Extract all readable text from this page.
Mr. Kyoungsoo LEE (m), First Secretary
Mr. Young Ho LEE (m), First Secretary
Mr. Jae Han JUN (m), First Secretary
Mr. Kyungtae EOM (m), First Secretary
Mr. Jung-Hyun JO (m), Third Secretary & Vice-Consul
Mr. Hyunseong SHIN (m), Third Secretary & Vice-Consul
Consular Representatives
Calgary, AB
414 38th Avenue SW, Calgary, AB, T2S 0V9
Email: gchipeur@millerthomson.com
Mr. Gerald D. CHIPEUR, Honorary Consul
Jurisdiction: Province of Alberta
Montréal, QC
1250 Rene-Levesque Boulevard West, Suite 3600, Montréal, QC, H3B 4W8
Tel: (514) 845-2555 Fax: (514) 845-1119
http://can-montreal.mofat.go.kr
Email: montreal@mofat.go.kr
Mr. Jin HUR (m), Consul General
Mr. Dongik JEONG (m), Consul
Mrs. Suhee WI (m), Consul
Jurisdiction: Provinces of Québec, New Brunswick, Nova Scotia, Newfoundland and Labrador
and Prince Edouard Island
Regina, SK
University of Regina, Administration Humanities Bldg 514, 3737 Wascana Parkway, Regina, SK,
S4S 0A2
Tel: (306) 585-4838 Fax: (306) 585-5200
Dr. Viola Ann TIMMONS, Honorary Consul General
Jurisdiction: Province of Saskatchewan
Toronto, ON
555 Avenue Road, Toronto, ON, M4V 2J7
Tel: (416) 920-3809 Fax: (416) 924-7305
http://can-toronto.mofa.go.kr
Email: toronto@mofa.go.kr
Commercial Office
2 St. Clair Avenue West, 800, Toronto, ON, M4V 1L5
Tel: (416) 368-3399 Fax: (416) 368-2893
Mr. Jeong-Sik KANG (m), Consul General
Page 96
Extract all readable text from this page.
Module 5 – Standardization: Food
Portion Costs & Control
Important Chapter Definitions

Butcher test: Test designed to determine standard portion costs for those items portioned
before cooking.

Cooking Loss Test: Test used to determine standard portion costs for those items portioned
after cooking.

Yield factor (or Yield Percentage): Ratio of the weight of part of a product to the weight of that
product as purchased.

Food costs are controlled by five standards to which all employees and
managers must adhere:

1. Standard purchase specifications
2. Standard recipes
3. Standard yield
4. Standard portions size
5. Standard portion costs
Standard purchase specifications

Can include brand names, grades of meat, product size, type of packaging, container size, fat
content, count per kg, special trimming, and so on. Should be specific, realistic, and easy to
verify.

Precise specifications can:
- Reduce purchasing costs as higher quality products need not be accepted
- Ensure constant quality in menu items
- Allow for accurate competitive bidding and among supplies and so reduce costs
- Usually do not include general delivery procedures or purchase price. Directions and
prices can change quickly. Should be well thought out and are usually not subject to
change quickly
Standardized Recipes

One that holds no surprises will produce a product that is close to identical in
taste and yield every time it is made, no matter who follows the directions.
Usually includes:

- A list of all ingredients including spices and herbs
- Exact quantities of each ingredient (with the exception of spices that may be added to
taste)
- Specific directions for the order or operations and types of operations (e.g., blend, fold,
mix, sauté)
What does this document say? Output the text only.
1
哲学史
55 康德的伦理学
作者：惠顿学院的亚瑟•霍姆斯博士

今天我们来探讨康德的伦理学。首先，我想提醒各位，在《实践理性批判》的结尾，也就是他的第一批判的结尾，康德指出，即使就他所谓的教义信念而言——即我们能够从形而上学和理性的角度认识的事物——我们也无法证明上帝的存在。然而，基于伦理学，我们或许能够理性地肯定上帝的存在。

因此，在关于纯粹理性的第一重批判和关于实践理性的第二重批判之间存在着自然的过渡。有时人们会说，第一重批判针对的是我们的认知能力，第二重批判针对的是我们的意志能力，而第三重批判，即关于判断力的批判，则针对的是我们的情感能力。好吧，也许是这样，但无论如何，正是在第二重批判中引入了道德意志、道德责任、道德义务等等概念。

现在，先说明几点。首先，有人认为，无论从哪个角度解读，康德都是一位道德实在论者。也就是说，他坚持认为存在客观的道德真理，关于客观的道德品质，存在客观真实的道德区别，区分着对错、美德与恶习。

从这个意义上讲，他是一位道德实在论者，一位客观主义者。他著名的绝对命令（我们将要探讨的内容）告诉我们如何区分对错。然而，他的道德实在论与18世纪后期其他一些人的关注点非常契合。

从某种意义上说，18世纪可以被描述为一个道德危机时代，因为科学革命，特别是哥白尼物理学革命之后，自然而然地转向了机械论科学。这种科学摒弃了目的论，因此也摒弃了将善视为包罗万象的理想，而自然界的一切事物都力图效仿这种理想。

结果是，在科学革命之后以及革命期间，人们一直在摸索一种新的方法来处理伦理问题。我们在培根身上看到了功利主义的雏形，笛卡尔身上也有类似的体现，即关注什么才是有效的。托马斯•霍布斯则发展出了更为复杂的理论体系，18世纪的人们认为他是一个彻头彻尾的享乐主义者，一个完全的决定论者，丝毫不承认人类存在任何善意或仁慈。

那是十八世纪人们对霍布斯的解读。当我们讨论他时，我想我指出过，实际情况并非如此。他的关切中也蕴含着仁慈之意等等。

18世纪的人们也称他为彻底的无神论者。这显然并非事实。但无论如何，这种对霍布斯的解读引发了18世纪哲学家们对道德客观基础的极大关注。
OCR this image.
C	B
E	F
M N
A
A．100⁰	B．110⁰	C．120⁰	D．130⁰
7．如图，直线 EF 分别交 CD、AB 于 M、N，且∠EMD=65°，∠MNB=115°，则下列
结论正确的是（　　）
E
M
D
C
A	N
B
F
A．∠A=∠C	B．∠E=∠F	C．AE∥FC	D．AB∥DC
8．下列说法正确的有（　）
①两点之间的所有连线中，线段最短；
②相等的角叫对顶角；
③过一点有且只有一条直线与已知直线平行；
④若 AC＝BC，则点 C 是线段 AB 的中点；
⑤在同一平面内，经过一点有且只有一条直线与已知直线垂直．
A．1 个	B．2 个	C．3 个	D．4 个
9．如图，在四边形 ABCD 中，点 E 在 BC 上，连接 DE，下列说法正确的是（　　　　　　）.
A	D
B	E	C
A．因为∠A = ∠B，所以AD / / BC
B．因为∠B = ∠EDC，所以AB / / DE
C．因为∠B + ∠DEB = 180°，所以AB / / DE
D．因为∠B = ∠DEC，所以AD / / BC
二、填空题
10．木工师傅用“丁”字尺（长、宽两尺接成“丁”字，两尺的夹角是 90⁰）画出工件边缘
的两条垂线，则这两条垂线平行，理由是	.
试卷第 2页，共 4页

● ● ● ●

_GOAL_: The records above should be returned exactly.

_EXERCISE OUTPUT_:
Extract all readable text from this page.
Mr. Kyoungsoo LEE (m), First Secretary
Mr. Young Ho LEE (m), First Secretary
Mr. Jae Han JUN (m), First Secretary
Mr. Kyungtae EOM (m), First Secretary
Mr. Jung-Hyun JO (m), Third Secretary & Vice-Consul
Mr. Hyunseong SHIN (m), Third Secretary & Vice-Consul
Consular Representatives
Calgary, AB
414 38th Avenue SW, Calgary, AB, T2S 0V9
Email: gchipeur@millerthomson.com
Mr. Gerald D. CHIPEUR, Honorary Consul
Jurisdiction: Province of Alberta
Montréal, QC
1250 Rene-Levesque Boulevard West, Suite 3600, Montréal, QC, H3B 4W8
Tel: (514) 845-2555 Fax: (514) 845-1119
http://can-montreal.mofat.go.kr
Email: montreal@mofat.go.kr
Mr. Jin HUR (m), Consul General
Mr. Dongik JEONG (m), Consul
Mrs. Suhee WI (m), Consul
Jurisdiction: Provinces of Québec, New Brunswick, Nova Scotia, Newfoundland and Labrador
and Prince Edouard Island
Regina, SK
University of Regina, Administration Humanities Bldg 514, 3737 Wascana Parkway, Regina, SK,
S4S 0A2
Tel: (306) 585-4838 Fax: (306) 585-5200
Dr. Viola Ann TIMMONS, Honorary Consul General
Jurisdiction: Province of Saskatchewan
Toronto, ON
555 Avenue Road, Toronto, ON, M4V 2J7
Tel: (416) 920-3809 Fax: (416) 924-7305
http://can-toronto.mofa.go.kr
Email: toronto@mofa.go.kr
Commercial Office
2 St. Clair Avenue West, 800, Toronto, ON, M4V 1L5
Tel: (416) 368-3399 Fax: (416) 368-2893
Mr. Jeong-Sik KANG (m), Consul General
Page 96
Extract all readable text from this page.
Module 5 – Standardization: Food
Portion Costs & Control
Important Chapter Definitions

Butcher test: Test designed to determine standard portion costs for those items portioned
before cooking.

Cooking Loss Test: Test used to determine standard portion costs for those items portioned
after cooking.

Yield factor (or Yield Percentage): Ratio of the weight of part of a product to the weight of that
product as purchased.

Food costs are controlled by five standards to which all employees and
managers must adhere:

1. Standard purchase specifications
2. Standard recipes
3. Standard yield
4. Standard portions size
5. Standard portion costs
Standard purchase specifications

Can include brand names, grades of meat, product size, type of packaging, container size, fat
content, count per kg, special trimming, and so on. Should be specific, realistic, and easy to
verify.

Precise specifications can:
- Reduce purchasing costs as higher quality products need not be accepted
- Ensure constant quality in menu items
- Allow for accurate competitive bidding and among supplies and so reduce costs
- Usually do not include general delivery procedures or purchase price. Directions and
prices can change quickly. Should be well thought out and are usually not subject to
change quickly
Standardized Recipes

One that holds no surprises will produce a product that is close to identical in
taste and yield every time it is made, no matter who follows the directions.
Usually includes:

- A list of all ingredients including spices and herbs
- Exact quantities of each ingredient (with the exception of spices that may be added to
taste)
- Specific directions for the order or operations and types of operations (e.g., blend, fold,
mix, sauté)
What does this document say? Output the text only.
1
哲学史
55 康德的伦理学
作者：惠顿学院的亚瑟•霍姆斯博士

今天我们来探讨康德的伦理学。首先，我想提醒各位，在《实践理性批判》的结尾，也就是他的第一批判的结尾，康德指出，即使就他所谓的教义信念而言——即我们能够从形而上学和理性的角度认识的事物——我们也无法证明上帝的存在。然而，基于伦理学，我们或许能够理性地肯定上帝的存在。

因此，在关于纯粹理性的第一重批判和关于实践理性的第二重批判之间存在着自然的过渡。有时人们会说，第一重批判针对的是我们的认知能力，第二重批判针对的是我们的意志能力，而第三重批判，即关于判断力的批判，则针对的是我们的情感能力。好吧，也许是这样，但无论如何，正是在第二重批判中引入了道德意志、道德责任、道德义务等等概念。

现在，先说明几点。首先，有人认为，无论从哪个角度解读，康德都是一位道德实在论者。也就是说，他坚持认为存在客观的道德真理，关于客观的道德品质，存在客观真实的道德区别，区分着对错、美德与恶习。

从这个意义上讲，他是一位道德实在论者，一位客观主义者。他著名的绝对命令（我们将要探讨的内容）告诉我们如何区分对错。然而，他的道德实在论与18世纪后期其他一些人的关注点非常契合。

从某种意义上说，18世纪可以被描述为一个道德危机时代，因为科学革命，特别是哥白尼物理学革命之后，自然而然地转向了机械论科学。这种科学摒弃了目的论，因此也摒弃了将善视为包罗万象的理想，而自然界的一切事物都力图效仿这种理想。

结果是，在科学革命之后以及革命期间，人们一直在摸索一种新的方法来处理伦理问题。我们在培根身上看到了功利主义的雏形，笛卡尔身上也有类似的体现，即关注什么才是有效的。托马斯•霍布斯则发展出了更为复杂的理论体系，18世纪的人们认为他是一个彻头彻尾的享乐主义者，一个完全的决定论者，丝毫不承认人类存在任何善意或仁慈。

那是十八世纪人们对霍布斯的解读。当我们讨论他时，我想我指出过，实际情况并非如此。他的关切中也蕴含着仁慈之意等等。

18世纪的人们也称他为彻底的无神论者。这显然并非事实。但无论如何，这种对霍布斯的解读引发了18世纪哲学家们对道德客观基础的极大关注。
OCR this image.
C	B
E	F
M N
A
A．100⁰	B．110⁰	C．120⁰	D．130⁰
7．如图，直线 EF 分别交 CD、AB 于 M、N，且∠EMD=65°，∠MNB=115°，则下列
结论正确的是（　　）
E
M
D
C
A	N
B
F
A．∠A=∠C	B．∠E=∠F	C．AE∥FC	D．AB∥DC
8．下列说法正确的有（　）
①两点之间的所有连线中，线段最短；
②相等的角叫对顶角；
③过一点有且只有一条直线与已知直线平行；
④若 AC＝BC，则点 C 是线段 AB 的中点；
⑤在同一平面内，经过一点有且只有一条直线与已知直线垂直．
A．1 个	B．2 个	C．3 个	D．4 个
9．如图，在四边形 ABCD 中，点 E 在 BC 上，连接 DE，下列说法正确的是（　　　　　　）.
A	D
B	E	C
A．因为∠A = ∠B，所以AD / / BC
B．因为∠B = ∠EDC，所以AB / / DE
C．因为∠B + ∠DEB = 180°，所以AB / / DE
D．因为∠B = ∠DEC，所以AD / / BC
二、填空题
10．木工师傅用“丁”字尺（长、宽两尺接成“丁”字，两尺的夹角是 90⁰）画出工件边缘
的两条垂线，则这两条垂线平行，理由是	.
试卷第 2页，共 4页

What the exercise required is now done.